(Compito richiesto A)
Secondo il documento sul superamento dell'attuale modello socio-economico, quali due caratteristiche deve avere una soluzione efficace alle crisi?
(Compito richiesto B)
Sostituisci "embodiment" con "variant" nei record, dalla riga che contiene "Patent image size: (777, 1386)." fino alla fine dei record compresa. Riporta soltanto queste righe.
─── Documento ───
Da ciò ne deriva che qualsiasi soluzione che voglia essere efficace debba essere 1) multisettoriale e 2) sistemica. In altre parole, risolvere le crisi richiede un approccio organico e comporta necessariamente il superamento dell’attuale modello socio-economico.

Perché il cambiamento sia possibile, è essenziale prendere coscienza dell’impossibilità di risolvere le crisi all’interno del modello che le ha in primo luogo generate. Questa presa di coscienza passa per la messa in discussione di una serie di miti e credenze che lo sostengono. Fra questi spiccano il mito del lavoro quale necessità e dovere (al di là dei suoi effetti in termini di benessere aggregato), il mito dei consumi come sinonimo di benessere e il mito della crescita economica quale unica via per il progresso. Lungi dall’essere meri fattori culturali, questi miti e credenze hanno forti ripercussioni sulla struttura sociale e sono da questa a loro volta rafforzati e perpetuati. Il legame fra struttura e cultura rende estremamente difficile che il cambiamento possa avvenire semplicemente dal basso, attraverso un mutamento negli stili di vita. Per fare un esempio, nel modello vigente la crescita del PIL è necessaria per sostenere i livelli di occupazione, e i consumi sono necessari per sostenere entrambi. Se tutti semplicemente consumassimo e lavorassimo meno, senza implementare al contempo riforme nella struttura economico-istituzionale, la recessione ci farebbe presto cambiare idea.
─── I dati ───
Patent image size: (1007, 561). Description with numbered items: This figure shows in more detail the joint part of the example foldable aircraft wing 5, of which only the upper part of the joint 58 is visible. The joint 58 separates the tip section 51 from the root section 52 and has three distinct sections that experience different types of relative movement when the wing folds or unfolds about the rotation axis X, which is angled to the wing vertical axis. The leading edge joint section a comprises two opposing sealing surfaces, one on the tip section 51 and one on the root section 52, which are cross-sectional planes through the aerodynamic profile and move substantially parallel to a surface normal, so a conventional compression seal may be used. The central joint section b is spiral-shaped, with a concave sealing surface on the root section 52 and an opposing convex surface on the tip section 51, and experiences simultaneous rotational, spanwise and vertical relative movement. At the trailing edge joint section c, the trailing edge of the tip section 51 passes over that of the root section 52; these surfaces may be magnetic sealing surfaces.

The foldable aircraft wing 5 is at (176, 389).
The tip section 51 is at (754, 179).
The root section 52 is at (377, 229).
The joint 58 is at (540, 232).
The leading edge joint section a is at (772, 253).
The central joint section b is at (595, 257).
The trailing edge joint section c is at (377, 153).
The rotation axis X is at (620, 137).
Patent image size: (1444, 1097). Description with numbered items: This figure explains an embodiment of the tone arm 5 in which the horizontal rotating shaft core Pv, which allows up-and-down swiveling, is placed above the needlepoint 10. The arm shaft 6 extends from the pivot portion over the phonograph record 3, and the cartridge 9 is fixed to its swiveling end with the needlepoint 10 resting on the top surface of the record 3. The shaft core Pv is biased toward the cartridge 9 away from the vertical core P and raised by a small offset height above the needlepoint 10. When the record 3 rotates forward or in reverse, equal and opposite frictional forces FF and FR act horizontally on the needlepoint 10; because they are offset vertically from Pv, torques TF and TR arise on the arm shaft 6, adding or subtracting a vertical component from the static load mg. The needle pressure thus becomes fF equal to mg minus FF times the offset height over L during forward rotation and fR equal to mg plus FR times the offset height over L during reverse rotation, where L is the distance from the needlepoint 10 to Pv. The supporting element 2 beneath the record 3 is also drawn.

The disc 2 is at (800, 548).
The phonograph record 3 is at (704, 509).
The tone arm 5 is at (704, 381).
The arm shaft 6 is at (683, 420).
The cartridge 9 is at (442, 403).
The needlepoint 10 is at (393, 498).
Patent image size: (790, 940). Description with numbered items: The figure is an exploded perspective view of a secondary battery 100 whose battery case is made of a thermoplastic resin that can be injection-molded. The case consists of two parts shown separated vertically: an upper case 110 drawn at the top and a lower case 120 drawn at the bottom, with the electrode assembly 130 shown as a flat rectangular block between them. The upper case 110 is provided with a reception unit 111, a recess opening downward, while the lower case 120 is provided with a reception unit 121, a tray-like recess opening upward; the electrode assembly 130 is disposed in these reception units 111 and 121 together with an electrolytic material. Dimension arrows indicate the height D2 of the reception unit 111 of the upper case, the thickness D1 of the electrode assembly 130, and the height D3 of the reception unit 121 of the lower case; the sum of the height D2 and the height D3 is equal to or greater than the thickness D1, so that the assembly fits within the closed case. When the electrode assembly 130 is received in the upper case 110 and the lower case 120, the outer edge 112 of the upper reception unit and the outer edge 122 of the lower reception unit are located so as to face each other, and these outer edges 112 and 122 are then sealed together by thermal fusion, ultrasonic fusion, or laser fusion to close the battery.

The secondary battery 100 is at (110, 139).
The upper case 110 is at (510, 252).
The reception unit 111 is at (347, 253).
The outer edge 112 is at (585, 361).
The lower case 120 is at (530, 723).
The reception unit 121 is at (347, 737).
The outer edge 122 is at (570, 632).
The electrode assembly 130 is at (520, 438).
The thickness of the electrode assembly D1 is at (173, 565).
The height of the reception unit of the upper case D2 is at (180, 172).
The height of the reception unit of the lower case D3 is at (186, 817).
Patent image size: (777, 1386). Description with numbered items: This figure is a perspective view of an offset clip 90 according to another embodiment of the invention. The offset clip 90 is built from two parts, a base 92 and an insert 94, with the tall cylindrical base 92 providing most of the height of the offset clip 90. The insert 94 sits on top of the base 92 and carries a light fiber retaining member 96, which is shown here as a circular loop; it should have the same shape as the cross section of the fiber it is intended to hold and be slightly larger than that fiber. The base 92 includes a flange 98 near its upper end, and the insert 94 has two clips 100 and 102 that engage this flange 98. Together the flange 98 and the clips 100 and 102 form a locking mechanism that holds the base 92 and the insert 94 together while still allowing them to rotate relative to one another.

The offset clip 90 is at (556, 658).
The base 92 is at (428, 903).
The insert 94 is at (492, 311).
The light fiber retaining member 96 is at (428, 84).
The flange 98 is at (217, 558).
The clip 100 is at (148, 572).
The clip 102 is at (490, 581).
───
(Soluzione scritta A)
Deve essere multisettoriale e sistemica.

(Soluzione scritta B)
Patent image size: (777, 1386). Description with numbered items: This figure is a perspective view of an offset clip 90 according to another variant of the invention. The offset clip 90 is built from two parts, a base 92 and an insert 94, with the tall cylindrical base 92 providing most of the height of the offset clip 90. The insert 94 sits on top of the base 92 and carries a light fiber retaining member 96, which is shown here as a circular loop; it should have the same shape as the cross section of the fiber it is intended to hold and be slightly larger than that fiber. The base 92 includes a flange 98 near its upper end, and the insert 94 has two clips 100 and 102 that engage this flange 98. Together the flange 98 and the clips 100 and 102 form a locking mechanism that holds the base 92 and the insert 94 together while still allowing them to rotate relative to one another.

The offset clip 90 is at (556, 658).
The base 92 is at (428, 903).
The insert 94 is at (492, 311).
The light fiber retaining member 96 is at (428, 84).
The flange 98 is at (217, 558).
The clip 100 is at (148, 572).
The clip 102 is at (490, 581).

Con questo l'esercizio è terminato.